--- Begin ---

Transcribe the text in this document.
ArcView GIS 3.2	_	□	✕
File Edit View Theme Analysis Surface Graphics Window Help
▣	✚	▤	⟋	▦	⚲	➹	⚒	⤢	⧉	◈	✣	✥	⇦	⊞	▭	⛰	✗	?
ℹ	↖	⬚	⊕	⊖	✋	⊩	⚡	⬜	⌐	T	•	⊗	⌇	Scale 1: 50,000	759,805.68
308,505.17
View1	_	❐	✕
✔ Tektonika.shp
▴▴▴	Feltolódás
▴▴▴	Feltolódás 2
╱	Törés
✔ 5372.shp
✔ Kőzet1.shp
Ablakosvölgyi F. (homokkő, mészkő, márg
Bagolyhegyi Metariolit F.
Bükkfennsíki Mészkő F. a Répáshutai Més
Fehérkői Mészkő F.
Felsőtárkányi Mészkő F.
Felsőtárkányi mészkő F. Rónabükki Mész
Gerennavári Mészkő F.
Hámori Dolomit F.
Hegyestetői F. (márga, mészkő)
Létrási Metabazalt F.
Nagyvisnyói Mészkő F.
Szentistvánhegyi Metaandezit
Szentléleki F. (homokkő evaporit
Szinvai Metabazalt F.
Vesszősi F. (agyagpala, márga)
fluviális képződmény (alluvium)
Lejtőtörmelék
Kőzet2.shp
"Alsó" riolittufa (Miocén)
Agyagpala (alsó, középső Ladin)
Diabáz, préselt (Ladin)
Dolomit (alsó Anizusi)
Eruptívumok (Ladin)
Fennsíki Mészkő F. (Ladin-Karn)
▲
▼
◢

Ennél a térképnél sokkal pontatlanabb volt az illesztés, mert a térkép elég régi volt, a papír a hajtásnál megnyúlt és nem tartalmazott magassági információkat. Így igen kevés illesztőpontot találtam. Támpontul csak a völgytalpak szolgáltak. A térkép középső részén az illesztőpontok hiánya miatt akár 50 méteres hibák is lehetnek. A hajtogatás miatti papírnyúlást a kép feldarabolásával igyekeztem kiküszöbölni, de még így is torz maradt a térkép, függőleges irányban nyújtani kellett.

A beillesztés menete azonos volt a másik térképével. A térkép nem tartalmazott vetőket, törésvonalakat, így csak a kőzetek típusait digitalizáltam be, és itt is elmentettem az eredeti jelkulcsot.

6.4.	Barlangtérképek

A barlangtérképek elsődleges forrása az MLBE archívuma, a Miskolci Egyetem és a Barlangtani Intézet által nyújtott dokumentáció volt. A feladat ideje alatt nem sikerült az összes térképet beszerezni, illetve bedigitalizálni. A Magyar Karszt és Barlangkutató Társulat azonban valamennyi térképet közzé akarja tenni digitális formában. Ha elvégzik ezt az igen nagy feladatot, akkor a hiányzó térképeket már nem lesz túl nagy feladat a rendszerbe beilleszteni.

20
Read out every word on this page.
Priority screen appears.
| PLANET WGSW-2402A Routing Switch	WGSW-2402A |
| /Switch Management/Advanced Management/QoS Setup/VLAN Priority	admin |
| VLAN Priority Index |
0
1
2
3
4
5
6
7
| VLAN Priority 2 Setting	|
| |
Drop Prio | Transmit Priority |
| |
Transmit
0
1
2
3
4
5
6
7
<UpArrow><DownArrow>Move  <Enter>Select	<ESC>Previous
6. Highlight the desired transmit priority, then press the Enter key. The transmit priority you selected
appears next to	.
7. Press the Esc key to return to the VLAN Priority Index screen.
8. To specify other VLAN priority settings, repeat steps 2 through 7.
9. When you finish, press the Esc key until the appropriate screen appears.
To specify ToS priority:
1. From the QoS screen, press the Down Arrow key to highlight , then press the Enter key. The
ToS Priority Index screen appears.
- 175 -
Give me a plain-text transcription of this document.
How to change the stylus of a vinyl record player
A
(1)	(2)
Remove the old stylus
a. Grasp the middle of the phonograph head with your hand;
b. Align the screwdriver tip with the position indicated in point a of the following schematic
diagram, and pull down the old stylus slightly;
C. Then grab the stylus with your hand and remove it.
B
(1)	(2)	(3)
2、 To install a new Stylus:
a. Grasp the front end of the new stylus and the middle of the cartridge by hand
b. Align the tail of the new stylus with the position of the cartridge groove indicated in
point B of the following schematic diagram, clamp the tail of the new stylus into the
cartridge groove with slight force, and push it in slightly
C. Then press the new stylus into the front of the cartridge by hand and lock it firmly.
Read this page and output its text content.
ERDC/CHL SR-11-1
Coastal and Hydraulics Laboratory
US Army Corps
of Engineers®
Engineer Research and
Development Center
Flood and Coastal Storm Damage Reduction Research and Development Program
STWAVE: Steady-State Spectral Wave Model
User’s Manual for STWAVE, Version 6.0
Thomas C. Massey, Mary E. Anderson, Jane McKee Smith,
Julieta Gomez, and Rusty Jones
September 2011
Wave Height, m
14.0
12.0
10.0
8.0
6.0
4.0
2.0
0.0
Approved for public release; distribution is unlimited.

--- End ---

* _DO THIS_
Repeat the data in its entirety, character for character.

* _ANSWER TO THIS PROBLEM_
Transcribe the text in this document.
ArcView GIS 3.2	_	□	✕
File Edit View Theme Analysis Surface Graphics Window Help
▣	✚	▤	⟋	▦	⚲	➹	⚒	⤢	⧉	◈	✣	✥	⇦	⊞	▭	⛰	✗	?
ℹ	↖	⬚	⊕	⊖	✋	⊩	⚡	⬜	⌐	T	•	⊗	⌇	Scale 1: 50,000	759,805.68
308,505.17
View1	_	❐	✕
✔ Tektonika.shp
▴▴▴	Feltolódás
▴▴▴	Feltolódás 2
╱	Törés
✔ 5372.shp
✔ Kőzet1.shp
Ablakosvölgyi F. (homokkő, mészkő, márg
Bagolyhegyi Metariolit F.
Bükkfennsíki Mészkő F. a Répáshutai Més
Fehérkői Mészkő F.
Felsőtárkányi Mészkő F.
Felsőtárkányi mészkő F. Rónabükki Mész
Gerennavári Mészkő F.
Hámori Dolomit F.
Hegyestetői F. (márga, mészkő)
Létrási Metabazalt F.
Nagyvisnyói Mészkő F.
Szentistvánhegyi Metaandezit
Szentléleki F. (homokkő evaporit
Szinvai Metabazalt F.
Vesszősi F. (agyagpala, márga)
fluviális képződmény (alluvium)
Lejtőtörmelék
Kőzet2.shp
"Alsó" riolittufa (Miocén)
Agyagpala (alsó, középső Ladin)
Diabáz, préselt (Ladin)
Dolomit (alsó Anizusi)
Eruptívumok (Ladin)
Fennsíki Mészkő F. (Ladin-Karn)
▲
▼
◢

Ennél a térképnél sokkal pontatlanabb volt az illesztés, mert a térkép elég régi volt, a papír a hajtásnál megnyúlt és nem tartalmazott magassági információkat. Így igen kevés illesztőpontot találtam. Támpontul csak a völgytalpak szolgáltak. A térkép középső részén az illesztőpontok hiánya miatt akár 50 méteres hibák is lehetnek. A hajtogatás miatti papírnyúlást a kép feldarabolásával igyekeztem kiküszöbölni, de még így is torz maradt a térkép, függőleges irányban nyújtani kellett.

A beillesztés menete azonos volt a másik térképével. A térkép nem tartalmazott vetőket, törésvonalakat, így csak a kőzetek típusait digitalizáltam be, és itt is elmentettem az eredeti jelkulcsot.

6.4.	Barlangtérképek

A barlangtérképek elsődleges forrása az MLBE archívuma, a Miskolci Egyetem és a Barlangtani Intézet által nyújtott dokumentáció volt. A feladat ideje alatt nem sikerült az összes térképet beszerezni, illetve bedigitalizálni. A Magyar Karszt és Barlangkutató Társulat azonban valamennyi térképet közzé akarja tenni digitális formában. Ha elvégzik ezt az igen nagy feladatot, akkor a hiányzó térképeket már nem lesz túl nagy feladat a rendszerbe beilleszteni.

20
Read out every word on this page.
Priority screen appears.
| PLANET WGSW-2402A Routing Switch	WGSW-2402A |
| /Switch Management/Advanced Management/QoS Setup/VLAN Priority	admin |
| VLAN Priority Index |
0
1
2
3
4
5
6
7
| VLAN Priority 2 Setting	|
| |
Drop Prio | Transmit Priority |
| |
Transmit
0
1
2
3
4
5
6
7
<UpArrow><DownArrow>Move  <Enter>Select	<ESC>Previous
6. Highlight the desired transmit priority, then press the Enter key. The transmit priority you selected
appears next to	.
7. Press the Esc key to return to the VLAN Priority Index screen.
8. To specify other VLAN priority settings, repeat steps 2 through 7.
9. When you finish, press the Esc key until the appropriate screen appears.
To specify ToS priority:
1. From the QoS screen, press the Down Arrow key to highlight , then press the Enter key. The
ToS Priority Index screen appears.
- 175 -
Give me a plain-text transcription of this document.
How to change the stylus of a vinyl record player
A
(1)	(2)
Remove the old stylus
a. Grasp the middle of the phonograph head with your hand;
b. Align the screwdriver tip with the position indicated in point a of the following schematic
diagram, and pull down the old stylus slightly;
C. Then grab the stylus with your hand and remove it.
B
(1)	(2)	(3)
2、 To install a new Stylus:
a. Grasp the front end of the new stylus and the middle of the cartridge by hand
b. Align the tail of the new stylus with the position of the cartridge groove indicated in
point B of the following schematic diagram, clamp the tail of the new stylus into the
cartridge groove with slight force, and push it in slightly
C. Then press the new stylus into the front of the cartridge by hand and lock it firmly.
Read this page and output its text content.
ERDC/CHL SR-11-1
Coastal and Hydraulics Laboratory
US Army Corps
of Engineers®
Engineer Research and
Development Center
Flood and Coastal Storm Damage Reduction Research and Development Program
STWAVE: Steady-State Spectral Wave Model
User’s Manual for STWAVE, Version 6.0
Thomas C. Massey, Mary E. Anderson, Jane McKee Smith,
Julieta Gomez, and Rusty Jones
September 2011
Wave Height, m
14.0
12.0
10.0
8.0
6.0
4.0
2.0
0.0
Approved for public release; distribution is unlimited.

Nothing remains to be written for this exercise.